## PROBLEM STATEMENT
Locate the word "safety" in the entries below, then gather every line that holds it.

## MATERIAL FOR THIS TASK

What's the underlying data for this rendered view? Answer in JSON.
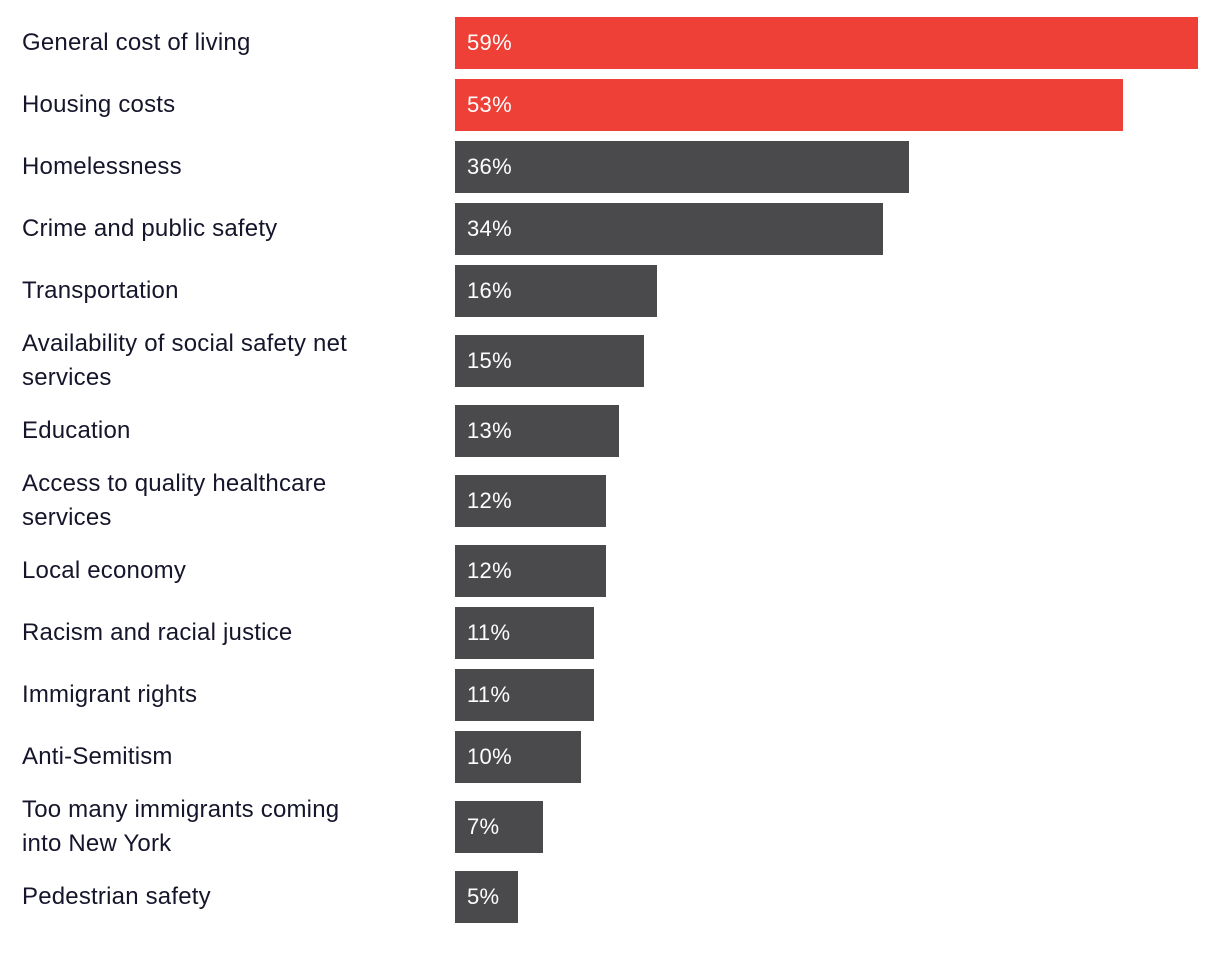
{
  "chart_data": {
    "type": "bar",
    "orientation": "horizontal",
    "axes_visible": false,
    "grid": false,
    "legend": null,
    "categories": [
      "General cost of living",
      "Housing costs",
      "Homelessness",
      "Crime and public safety",
      "Transportation",
      "Availability of social safety net services",
      "Education",
      "Access to quality healthcare services",
      "Local economy",
      "Racism and racial justice",
      "Immigrant rights",
      "Anti-Semitism",
      "Too many immigrants coming into New York",
      "Pedestrian safety"
    ],
    "values": [
      59,
      53,
      36,
      34,
      16,
      15,
      13,
      12,
      12,
      11,
      11,
      10,
      7,
      5
    ],
    "value_labels": [
      "59%",
      "53%",
      "36%",
      "34%",
      "16%",
      "15%",
      "13%",
      "12%",
      "12%",
      "11%",
      "11%",
      "10%",
      "7%",
      "5%"
    ],
    "highlighted_indices": [
      0,
      1
    ],
    "xlim": [
      0,
      59
    ]
  },
  "colors": {
    "bar_highlight": "#ee4036",
    "bar_default": "#4a4a4c",
    "label_text": "#15152b",
    "bar_value_text": "#fdfdfd",
    "background": "#ffffff"
  }
}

## TASK OUTPUT
      "Crime and public safety",
      "Availability of social safety net services",
      "Pedestrian safety"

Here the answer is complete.